━━━━━ ENTRIES

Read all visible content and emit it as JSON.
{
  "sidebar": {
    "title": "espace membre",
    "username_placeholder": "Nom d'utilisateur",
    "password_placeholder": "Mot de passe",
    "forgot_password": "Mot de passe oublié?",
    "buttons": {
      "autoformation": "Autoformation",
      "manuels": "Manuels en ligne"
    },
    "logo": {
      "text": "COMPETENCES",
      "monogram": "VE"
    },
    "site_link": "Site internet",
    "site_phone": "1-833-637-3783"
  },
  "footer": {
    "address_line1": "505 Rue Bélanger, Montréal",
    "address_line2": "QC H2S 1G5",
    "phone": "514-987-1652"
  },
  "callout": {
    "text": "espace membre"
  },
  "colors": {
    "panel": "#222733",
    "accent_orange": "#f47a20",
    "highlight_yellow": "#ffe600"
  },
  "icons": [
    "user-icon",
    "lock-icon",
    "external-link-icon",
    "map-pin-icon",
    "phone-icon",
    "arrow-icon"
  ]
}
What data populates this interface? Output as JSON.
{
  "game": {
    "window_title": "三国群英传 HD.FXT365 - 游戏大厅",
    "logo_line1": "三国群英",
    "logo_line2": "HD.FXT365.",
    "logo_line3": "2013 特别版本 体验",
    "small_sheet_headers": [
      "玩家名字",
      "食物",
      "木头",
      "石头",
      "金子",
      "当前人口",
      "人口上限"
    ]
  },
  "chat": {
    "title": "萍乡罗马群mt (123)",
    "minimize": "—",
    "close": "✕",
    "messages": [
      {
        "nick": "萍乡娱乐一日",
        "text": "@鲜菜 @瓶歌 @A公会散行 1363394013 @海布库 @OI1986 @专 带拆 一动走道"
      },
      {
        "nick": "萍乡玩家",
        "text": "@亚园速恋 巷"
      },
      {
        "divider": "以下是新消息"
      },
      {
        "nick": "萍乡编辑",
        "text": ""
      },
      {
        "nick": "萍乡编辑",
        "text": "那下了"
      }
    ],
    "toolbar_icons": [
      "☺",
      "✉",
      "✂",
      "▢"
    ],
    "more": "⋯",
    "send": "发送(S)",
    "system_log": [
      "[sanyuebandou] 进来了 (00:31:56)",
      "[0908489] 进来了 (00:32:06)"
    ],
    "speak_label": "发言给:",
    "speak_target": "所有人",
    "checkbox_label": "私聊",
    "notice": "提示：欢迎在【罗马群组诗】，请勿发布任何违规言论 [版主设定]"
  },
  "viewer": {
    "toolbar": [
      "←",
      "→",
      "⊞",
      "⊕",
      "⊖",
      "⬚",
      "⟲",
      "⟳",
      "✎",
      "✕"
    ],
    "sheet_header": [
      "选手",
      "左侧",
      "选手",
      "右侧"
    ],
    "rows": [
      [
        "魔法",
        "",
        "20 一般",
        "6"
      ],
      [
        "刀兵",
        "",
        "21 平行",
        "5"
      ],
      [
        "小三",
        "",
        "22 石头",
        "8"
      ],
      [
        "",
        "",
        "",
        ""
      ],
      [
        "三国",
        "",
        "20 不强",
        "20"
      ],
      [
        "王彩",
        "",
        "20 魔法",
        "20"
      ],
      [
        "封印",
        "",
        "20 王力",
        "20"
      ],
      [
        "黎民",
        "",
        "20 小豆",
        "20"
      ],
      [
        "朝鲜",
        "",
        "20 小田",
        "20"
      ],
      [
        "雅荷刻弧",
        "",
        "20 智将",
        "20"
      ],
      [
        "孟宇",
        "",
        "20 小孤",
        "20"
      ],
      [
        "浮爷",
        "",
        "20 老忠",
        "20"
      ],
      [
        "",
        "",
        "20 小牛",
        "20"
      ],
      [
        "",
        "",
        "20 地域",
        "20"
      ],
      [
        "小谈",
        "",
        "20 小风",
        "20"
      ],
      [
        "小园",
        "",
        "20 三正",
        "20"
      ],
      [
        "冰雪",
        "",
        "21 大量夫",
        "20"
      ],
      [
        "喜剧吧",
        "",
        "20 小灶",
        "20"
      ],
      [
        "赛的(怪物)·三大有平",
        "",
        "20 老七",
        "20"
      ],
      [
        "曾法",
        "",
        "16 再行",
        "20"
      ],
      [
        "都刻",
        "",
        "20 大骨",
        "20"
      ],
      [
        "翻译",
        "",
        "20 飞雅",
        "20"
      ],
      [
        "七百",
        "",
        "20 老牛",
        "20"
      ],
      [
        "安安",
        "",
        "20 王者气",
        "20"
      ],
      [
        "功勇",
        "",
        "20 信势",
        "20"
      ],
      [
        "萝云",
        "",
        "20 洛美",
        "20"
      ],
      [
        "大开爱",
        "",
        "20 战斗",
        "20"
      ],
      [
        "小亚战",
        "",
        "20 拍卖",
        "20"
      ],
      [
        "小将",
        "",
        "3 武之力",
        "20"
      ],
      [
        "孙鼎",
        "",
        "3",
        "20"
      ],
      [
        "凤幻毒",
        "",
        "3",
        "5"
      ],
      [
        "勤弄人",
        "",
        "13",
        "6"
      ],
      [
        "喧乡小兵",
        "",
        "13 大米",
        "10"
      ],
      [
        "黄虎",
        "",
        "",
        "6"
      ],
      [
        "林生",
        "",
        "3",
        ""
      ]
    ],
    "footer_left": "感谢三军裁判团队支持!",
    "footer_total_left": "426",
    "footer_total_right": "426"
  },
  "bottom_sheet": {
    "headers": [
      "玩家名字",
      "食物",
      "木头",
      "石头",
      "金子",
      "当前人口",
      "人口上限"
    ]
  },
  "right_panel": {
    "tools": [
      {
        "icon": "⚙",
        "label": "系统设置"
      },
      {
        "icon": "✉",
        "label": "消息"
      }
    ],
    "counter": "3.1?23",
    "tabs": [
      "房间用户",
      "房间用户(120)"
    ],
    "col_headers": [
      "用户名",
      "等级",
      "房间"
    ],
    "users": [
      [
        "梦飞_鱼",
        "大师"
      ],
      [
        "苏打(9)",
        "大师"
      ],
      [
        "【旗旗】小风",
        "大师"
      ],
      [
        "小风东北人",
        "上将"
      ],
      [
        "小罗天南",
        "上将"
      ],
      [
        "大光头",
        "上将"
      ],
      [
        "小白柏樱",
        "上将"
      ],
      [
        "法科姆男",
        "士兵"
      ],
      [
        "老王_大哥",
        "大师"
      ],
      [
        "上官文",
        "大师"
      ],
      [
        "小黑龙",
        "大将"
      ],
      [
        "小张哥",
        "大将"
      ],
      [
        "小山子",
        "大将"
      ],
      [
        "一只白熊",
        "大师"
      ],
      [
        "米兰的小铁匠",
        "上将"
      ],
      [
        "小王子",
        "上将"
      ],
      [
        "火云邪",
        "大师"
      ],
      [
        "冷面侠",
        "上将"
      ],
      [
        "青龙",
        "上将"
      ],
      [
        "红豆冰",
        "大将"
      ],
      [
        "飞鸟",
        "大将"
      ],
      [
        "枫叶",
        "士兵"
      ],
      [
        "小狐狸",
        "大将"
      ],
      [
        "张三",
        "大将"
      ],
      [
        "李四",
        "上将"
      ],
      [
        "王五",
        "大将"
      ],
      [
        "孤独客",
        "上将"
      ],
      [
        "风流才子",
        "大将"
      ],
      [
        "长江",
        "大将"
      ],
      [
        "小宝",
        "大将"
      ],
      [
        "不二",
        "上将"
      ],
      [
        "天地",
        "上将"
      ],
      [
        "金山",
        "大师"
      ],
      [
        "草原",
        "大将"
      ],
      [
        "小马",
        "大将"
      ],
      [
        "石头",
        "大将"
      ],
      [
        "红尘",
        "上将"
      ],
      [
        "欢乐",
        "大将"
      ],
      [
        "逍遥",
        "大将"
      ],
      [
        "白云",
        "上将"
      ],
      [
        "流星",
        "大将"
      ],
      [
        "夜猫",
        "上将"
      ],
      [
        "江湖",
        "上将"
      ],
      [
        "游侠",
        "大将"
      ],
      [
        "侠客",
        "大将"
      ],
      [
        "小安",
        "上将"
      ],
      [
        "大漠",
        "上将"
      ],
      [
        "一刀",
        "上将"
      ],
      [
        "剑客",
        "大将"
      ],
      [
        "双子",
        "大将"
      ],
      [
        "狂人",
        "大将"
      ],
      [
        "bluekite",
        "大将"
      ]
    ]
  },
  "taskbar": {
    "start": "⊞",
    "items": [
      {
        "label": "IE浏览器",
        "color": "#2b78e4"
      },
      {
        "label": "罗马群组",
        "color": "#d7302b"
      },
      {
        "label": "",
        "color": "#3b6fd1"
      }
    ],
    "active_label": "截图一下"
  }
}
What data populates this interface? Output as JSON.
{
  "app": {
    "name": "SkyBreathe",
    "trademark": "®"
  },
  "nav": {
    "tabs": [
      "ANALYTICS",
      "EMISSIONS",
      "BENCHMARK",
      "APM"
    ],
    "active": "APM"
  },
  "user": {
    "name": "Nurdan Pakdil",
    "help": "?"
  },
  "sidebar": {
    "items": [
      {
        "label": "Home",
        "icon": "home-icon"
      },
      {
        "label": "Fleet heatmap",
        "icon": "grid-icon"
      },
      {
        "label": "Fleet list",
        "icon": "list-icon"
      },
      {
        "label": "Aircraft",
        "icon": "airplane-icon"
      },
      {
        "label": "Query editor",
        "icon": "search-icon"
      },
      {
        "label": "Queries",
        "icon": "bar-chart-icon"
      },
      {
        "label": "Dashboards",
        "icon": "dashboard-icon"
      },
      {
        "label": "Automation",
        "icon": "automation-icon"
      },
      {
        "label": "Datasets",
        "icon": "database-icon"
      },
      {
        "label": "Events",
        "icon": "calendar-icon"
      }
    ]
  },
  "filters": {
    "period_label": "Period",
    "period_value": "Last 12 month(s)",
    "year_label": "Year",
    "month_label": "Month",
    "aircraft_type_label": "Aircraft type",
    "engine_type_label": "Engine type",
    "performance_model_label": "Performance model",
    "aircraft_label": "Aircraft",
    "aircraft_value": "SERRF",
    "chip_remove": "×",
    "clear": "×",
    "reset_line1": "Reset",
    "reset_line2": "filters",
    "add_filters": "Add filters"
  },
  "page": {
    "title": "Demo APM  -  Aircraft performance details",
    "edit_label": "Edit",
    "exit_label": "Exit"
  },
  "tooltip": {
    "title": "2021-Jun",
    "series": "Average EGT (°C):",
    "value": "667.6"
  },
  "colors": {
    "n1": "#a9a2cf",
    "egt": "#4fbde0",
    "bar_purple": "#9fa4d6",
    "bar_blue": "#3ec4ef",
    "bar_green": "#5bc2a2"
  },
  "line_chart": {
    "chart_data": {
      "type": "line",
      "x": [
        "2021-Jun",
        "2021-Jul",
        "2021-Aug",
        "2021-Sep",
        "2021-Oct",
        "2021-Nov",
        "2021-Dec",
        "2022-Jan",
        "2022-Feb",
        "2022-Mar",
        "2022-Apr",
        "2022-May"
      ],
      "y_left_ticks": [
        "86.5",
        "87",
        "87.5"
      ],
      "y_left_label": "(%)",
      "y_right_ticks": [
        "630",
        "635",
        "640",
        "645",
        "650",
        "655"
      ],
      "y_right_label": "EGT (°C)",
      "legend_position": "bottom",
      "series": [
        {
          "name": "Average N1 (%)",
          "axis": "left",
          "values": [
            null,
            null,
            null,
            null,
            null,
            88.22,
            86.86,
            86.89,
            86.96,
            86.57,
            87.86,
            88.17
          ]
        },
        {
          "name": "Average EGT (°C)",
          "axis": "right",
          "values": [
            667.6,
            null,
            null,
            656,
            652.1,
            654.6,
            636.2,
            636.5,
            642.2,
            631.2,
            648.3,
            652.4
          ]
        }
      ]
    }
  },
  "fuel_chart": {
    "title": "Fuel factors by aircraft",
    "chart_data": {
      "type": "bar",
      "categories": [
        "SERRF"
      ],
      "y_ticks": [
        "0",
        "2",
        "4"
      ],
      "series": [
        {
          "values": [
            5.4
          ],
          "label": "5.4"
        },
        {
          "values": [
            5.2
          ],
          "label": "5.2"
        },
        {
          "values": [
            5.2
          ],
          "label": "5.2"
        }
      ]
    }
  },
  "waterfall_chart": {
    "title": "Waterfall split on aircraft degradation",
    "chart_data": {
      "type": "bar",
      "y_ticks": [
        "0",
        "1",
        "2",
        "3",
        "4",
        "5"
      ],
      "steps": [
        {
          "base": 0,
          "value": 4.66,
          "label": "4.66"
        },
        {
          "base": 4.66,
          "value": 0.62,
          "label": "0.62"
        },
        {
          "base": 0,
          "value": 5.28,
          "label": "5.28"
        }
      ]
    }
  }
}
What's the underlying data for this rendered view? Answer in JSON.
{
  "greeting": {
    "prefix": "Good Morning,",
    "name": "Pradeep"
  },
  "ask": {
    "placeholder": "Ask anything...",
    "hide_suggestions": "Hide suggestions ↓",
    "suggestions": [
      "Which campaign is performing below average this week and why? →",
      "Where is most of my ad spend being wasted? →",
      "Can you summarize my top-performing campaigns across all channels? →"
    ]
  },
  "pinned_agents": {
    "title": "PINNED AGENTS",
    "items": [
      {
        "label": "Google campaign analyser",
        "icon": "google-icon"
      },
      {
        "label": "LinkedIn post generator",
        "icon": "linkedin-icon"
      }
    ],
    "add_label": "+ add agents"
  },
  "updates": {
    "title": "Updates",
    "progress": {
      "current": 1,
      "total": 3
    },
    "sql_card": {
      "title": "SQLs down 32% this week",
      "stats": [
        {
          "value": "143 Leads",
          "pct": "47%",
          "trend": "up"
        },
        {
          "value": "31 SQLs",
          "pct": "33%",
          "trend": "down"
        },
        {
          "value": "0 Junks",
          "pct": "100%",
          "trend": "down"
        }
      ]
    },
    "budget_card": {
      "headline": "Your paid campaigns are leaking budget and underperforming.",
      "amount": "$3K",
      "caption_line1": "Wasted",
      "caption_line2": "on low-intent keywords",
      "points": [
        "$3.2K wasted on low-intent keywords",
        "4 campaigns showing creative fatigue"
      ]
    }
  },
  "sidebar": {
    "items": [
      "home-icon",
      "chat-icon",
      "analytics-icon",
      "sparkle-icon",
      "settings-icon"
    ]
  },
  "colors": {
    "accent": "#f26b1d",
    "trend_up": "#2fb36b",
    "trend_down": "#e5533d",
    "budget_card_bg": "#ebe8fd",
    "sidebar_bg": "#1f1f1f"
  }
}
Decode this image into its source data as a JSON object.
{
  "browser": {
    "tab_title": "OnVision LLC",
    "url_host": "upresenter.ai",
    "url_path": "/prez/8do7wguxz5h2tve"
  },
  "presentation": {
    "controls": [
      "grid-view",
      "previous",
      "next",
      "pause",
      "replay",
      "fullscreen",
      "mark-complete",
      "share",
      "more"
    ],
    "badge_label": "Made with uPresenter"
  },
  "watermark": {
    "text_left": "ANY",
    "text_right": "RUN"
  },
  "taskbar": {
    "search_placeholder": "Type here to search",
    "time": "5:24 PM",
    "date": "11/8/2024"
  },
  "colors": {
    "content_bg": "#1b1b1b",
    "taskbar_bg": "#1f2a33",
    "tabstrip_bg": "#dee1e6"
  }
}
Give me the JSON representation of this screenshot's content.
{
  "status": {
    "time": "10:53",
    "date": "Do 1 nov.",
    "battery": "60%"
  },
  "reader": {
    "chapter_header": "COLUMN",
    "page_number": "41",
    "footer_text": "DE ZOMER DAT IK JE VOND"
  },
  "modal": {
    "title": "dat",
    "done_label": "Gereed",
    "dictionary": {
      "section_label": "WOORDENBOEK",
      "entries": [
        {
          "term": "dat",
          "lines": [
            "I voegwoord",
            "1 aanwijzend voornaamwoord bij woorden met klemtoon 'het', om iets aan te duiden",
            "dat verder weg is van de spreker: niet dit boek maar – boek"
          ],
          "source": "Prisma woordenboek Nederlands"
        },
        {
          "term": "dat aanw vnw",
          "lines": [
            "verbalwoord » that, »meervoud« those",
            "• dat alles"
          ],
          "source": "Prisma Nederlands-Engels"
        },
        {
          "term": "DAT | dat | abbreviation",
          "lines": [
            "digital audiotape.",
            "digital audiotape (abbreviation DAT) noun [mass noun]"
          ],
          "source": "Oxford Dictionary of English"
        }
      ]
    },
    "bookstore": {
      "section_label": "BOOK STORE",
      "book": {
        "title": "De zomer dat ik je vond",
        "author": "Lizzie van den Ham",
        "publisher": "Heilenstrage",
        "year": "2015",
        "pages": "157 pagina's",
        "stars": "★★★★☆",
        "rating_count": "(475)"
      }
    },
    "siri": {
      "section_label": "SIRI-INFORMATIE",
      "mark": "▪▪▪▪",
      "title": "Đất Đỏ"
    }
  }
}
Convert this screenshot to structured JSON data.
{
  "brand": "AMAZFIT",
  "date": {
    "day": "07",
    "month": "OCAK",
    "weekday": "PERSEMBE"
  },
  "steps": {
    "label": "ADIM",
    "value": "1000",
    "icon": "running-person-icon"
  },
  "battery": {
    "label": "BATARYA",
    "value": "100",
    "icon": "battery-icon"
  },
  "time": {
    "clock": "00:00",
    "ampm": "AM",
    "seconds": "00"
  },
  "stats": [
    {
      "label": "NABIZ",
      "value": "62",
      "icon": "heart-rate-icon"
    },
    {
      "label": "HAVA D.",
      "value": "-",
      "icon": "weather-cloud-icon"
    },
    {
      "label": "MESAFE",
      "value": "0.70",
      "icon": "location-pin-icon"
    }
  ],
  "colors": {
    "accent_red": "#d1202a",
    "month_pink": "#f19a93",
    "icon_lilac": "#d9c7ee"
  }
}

━━━━━━━━━━

## REQUIRED TASK
For each line of the listing that holds the word "campaigns", show that line.

## EXPECTED OUTPUT
      "Can you summarize my top-performing campaigns across all channels? →"
      "headline": "Your paid campaigns are leaking budget and underperforming.",
        "4 campaigns showing creative fatigue"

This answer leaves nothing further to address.